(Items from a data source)
------------------------

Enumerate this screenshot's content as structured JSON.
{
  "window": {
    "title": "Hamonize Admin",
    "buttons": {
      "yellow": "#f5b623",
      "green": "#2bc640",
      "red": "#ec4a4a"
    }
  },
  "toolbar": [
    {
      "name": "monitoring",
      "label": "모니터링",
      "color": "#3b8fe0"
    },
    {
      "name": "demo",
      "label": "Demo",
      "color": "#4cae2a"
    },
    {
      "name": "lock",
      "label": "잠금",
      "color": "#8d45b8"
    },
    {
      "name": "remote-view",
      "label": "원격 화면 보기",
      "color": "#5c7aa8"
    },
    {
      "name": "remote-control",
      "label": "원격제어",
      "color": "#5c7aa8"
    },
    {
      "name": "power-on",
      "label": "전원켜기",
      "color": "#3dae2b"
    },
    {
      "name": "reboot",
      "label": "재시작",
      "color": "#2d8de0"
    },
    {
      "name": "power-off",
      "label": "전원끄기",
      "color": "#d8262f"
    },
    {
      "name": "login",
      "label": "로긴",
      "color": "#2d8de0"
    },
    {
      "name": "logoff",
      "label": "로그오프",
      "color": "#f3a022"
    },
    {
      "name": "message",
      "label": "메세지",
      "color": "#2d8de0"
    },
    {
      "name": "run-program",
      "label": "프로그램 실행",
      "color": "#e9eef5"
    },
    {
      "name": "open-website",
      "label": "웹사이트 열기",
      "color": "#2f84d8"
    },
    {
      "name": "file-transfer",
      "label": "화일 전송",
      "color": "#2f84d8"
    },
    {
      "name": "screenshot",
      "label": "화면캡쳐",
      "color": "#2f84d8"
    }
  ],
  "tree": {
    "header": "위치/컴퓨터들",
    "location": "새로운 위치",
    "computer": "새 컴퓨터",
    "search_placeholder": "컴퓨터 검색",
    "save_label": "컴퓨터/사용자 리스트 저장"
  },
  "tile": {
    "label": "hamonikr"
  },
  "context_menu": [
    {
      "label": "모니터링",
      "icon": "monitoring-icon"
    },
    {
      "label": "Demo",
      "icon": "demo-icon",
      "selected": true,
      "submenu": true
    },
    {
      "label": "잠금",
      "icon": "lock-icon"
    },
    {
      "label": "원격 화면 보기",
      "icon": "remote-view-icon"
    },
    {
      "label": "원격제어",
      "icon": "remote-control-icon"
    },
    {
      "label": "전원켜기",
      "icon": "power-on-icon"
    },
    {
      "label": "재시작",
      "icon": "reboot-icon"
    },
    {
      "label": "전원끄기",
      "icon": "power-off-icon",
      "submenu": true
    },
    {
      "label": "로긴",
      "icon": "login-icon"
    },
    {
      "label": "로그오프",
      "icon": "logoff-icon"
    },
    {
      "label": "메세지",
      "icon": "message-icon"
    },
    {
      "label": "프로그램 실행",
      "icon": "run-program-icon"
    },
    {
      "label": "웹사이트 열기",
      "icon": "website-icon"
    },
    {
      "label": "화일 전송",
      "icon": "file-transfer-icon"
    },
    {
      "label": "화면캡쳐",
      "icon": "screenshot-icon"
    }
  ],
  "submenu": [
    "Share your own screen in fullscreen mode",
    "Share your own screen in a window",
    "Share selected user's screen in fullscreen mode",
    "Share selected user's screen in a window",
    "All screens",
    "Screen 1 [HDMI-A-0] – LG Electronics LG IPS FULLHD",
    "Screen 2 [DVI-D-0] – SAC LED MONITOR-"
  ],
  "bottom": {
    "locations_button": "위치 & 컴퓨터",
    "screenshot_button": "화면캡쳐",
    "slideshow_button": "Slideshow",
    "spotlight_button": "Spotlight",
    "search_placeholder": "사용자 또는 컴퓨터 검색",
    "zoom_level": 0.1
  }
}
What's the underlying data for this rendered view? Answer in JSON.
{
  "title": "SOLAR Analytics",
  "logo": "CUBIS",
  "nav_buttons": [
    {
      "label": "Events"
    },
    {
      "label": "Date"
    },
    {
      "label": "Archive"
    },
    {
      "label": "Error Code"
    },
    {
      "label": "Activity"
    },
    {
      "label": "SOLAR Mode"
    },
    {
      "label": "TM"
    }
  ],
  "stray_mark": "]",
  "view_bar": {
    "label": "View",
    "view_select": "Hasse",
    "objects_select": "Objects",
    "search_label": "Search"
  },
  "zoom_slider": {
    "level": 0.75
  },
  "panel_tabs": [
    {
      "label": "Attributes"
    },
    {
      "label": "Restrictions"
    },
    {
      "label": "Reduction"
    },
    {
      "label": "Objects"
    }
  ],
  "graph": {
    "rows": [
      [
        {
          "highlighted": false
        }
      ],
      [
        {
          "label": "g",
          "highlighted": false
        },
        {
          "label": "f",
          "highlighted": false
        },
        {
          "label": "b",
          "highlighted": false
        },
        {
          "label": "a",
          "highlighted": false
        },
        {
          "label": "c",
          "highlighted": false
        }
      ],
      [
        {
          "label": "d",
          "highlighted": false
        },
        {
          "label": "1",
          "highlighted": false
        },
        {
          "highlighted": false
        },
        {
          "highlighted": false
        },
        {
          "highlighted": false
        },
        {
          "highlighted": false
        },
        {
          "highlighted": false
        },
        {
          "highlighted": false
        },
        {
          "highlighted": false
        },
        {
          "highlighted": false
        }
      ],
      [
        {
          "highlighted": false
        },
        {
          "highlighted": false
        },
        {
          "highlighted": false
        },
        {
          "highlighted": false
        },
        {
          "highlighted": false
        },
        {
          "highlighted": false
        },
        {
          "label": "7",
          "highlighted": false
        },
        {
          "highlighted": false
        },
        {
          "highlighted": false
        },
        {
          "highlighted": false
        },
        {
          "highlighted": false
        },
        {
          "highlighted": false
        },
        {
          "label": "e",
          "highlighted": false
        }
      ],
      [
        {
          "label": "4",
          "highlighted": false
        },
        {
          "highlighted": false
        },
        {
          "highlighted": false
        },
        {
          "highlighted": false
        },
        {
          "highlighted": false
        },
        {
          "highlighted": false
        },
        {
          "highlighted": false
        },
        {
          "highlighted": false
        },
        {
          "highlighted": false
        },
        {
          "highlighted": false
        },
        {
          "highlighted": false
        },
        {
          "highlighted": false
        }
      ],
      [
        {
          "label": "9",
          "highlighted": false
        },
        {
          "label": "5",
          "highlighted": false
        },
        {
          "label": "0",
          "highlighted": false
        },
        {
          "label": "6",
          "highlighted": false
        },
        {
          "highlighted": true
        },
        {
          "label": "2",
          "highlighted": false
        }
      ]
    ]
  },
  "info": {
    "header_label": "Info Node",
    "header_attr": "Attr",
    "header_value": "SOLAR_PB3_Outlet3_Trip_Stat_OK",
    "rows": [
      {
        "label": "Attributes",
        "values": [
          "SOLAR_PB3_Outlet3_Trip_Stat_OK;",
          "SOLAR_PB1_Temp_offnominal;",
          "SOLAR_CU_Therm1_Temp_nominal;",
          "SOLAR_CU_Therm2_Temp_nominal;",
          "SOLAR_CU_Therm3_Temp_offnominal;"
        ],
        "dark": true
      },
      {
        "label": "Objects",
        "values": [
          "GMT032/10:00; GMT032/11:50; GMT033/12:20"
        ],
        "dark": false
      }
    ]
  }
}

------------------------

### What to produce:
Pull out each record as written and restate it exactly.

### Response for this exercise:
Enumerate this screenshot's content as structured JSON.
{
  "window": {
    "title": "Hamonize Admin",
    "buttons": {
      "yellow": "#f5b623",
      "green": "#2bc640",
      "red": "#ec4a4a"
    }
  },
  "toolbar": [
    {
      "name": "monitoring",
      "label": "모니터링",
      "color": "#3b8fe0"
    },
    {
      "name": "demo",
      "label": "Demo",
      "color": "#4cae2a"
    },
    {
      "name": "lock",
      "label": "잠금",
      "color": "#8d45b8"
    },
    {
      "name": "remote-view",
      "label": "원격 화면 보기",
      "color": "#5c7aa8"
    },
    {
      "name": "remote-control",
      "label": "원격제어",
      "color": "#5c7aa8"
    },
    {
      "name": "power-on",
      "label": "전원켜기",
      "color": "#3dae2b"
    },
    {
      "name": "reboot",
      "label": "재시작",
      "color": "#2d8de0"
    },
    {
      "name": "power-off",
      "label": "전원끄기",
      "color": "#d8262f"
    },
    {
      "name": "login",
      "label": "로긴",
      "color": "#2d8de0"
    },
    {
      "name": "logoff",
      "label": "로그오프",
      "color": "#f3a022"
    },
    {
      "name": "message",
      "label": "메세지",
      "color": "#2d8de0"
    },
    {
      "name": "run-program",
      "label": "프로그램 실행",
      "color": "#e9eef5"
    },
    {
      "name": "open-website",
      "label": "웹사이트 열기",
      "color": "#2f84d8"
    },
    {
      "name": "file-transfer",
      "label": "화일 전송",
      "color": "#2f84d8"
    },
    {
      "name": "screenshot",
      "label": "화면캡쳐",
      "color": "#2f84d8"
    }
  ],
  "tree": {
    "header": "위치/컴퓨터들",
    "location": "새로운 위치",
    "computer": "새 컴퓨터",
    "search_placeholder": "컴퓨터 검색",
    "save_label": "컴퓨터/사용자 리스트 저장"
  },
  "tile": {
    "label": "hamonikr"
  },
  "context_menu": [
    {
      "label": "모니터링",
      "icon": "monitoring-icon"
    },
    {
      "label": "Demo",
      "icon": "demo-icon",
      "selected": true,
      "submenu": true
    },
    {
      "label": "잠금",
      "icon": "lock-icon"
    },
    {
      "label": "원격 화면 보기",
      "icon": "remote-view-icon"
    },
    {
      "label": "원격제어",
      "icon": "remote-control-icon"
    },
    {
      "label": "전원켜기",
      "icon": "power-on-icon"
    },
    {
      "label": "재시작",
      "icon": "reboot-icon"
    },
    {
      "label": "전원끄기",
      "icon": "power-off-icon",
      "submenu": true
    },
    {
      "label": "로긴",
      "icon": "login-icon"
    },
    {
      "label": "로그오프",
      "icon": "logoff-icon"
    },
    {
      "label": "메세지",
      "icon": "message-icon"
    },
    {
      "label": "프로그램 실행",
      "icon": "run-program-icon"
    },
    {
      "label": "웹사이트 열기",
      "icon": "website-icon"
    },
    {
      "label": "화일 전송",
      "icon": "file-transfer-icon"
    },
    {
      "label": "화면캡쳐",
      "icon": "screenshot-icon"
    }
  ],
  "submenu": [
    "Share your own screen in fullscreen mode",
    "Share your own screen in a window",
    "Share selected user's screen in fullscreen mode",
    "Share selected user's screen in a window",
    "All screens",
    "Screen 1 [HDMI-A-0] – LG Electronics LG IPS FULLHD",
    "Screen 2 [DVI-D-0] – SAC LED MONITOR-"
  ],
  "bottom": {
    "locations_button": "위치 & 컴퓨터",
    "screenshot_button": "화면캡쳐",
    "slideshow_button": "Slideshow",
    "spotlight_button": "Spotlight",
    "search_placeholder": "사용자 또는 컴퓨터 검색",
    "zoom_level": 0.1
  }
}
What's the underlying data for this rendered view? Answer in JSON.
{
  "title": "SOLAR Analytics",
  "logo": "CUBIS",
  "nav_buttons": [
    {
      "label": "Events"
    },
    {
      "label": "Date"
    },
    {
      "label": "Archive"
    },
    {
      "label": "Error Code"
    },
    {
      "label": "Activity"
    },
    {
      "label": "SOLAR Mode"
    },
    {
      "label": "TM"
    }
  ],
  "stray_mark": "]",
  "view_bar": {
    "label": "View",
    "view_select": "Hasse",
    "objects_select": "Objects",
    "search_label": "Search"
  },
  "zoom_slider": {
    "level": 0.75
  },
  "panel_tabs": [
    {
      "label": "Attributes"
    },
    {
      "label": "Restrictions"
    },
    {
      "label": "Reduction"
    },
    {
      "label": "Objects"
    }
  ],
  "graph": {
    "rows": [
      [
        {
          "highlighted": false
        }
      ],
      [
        {
          "label": "g",
          "highlighted": false
        },
        {
          "label": "f",
          "highlighted": false
        },
        {
          "label": "b",
          "highlighted": false
        },
        {
          "label": "a",
          "highlighted": false
        },
        {
          "label": "c",
          "highlighted": false
        }
      ],
      [
        {
          "label": "d",
          "highlighted": false
        },
        {
          "label": "1",
          "highlighted": false
        },
        {
          "highlighted": false
        },
        {
          "highlighted": false
        },
        {
          "highlighted": false
        },
        {
          "highlighted": false
        },
        {
          "highlighted": false
        },
        {
          "highlighted": false
        },
        {
          "highlighted": false
        },
        {
          "highlighted": false
        }
      ],
      [
        {
          "highlighted": false
        },
        {
          "highlighted": false
        },
        {
          "highlighted": false
        },
        {
          "highlighted": false
        },
        {
          "highlighted": false
        },
        {
          "highlighted": false
        },
        {
          "label": "7",
          "highlighted": false
        },
        {
          "highlighted": false
        },
        {
          "highlighted": false
        },
        {
          "highlighted": false
        },
        {
          "highlighted": false
        },
        {
          "highlighted": false
        },
        {
          "label": "e",
          "highlighted": false
        }
      ],
      [
        {
          "label": "4",
          "highlighted": false
        },
        {
          "highlighted": false
        },
        {
          "highlighted": false
        },
        {
          "highlighted": false
        },
        {
          "highlighted": false
        },
        {
          "highlighted": false
        },
        {
          "highlighted": false
        },
        {
          "highlighted": false
        },
        {
          "highlighted": false
        },
        {
          "highlighted": false
        },
        {
          "highlighted": false
        },
        {
          "highlighted": false
        }
      ],
      [
        {
          "label": "9",
          "highlighted": false
        },
        {
          "label": "5",
          "highlighted": false
        },
        {
          "label": "0",
          "highlighted": false
        },
        {
          "label": "6",
          "highlighted": false
        },
        {
          "highlighted": true
        },
        {
          "label": "2",
          "highlighted": false
        }
      ]
    ]
  },
  "info": {
    "header_label": "Info Node",
    "header_attr": "Attr",
    "header_value": "SOLAR_PB3_Outlet3_Trip_Stat_OK",
    "rows": [
      {
        "label": "Attributes",
        "values": [
          "SOLAR_PB3_Outlet3_Trip_Stat_OK;",
          "SOLAR_PB1_Temp_offnominal;",
          "SOLAR_CU_Therm1_Temp_nominal;",
          "SOLAR_CU_Therm2_Temp_nominal;",
          "SOLAR_CU_Therm3_Temp_offnominal;"
        ],
        "dark": true
      },
      {
        "label": "Objects",
        "values": [
          "GMT032/10:00; GMT032/11:50; GMT033/12:20"
        ],
        "dark": false
      }
    ]
  }
}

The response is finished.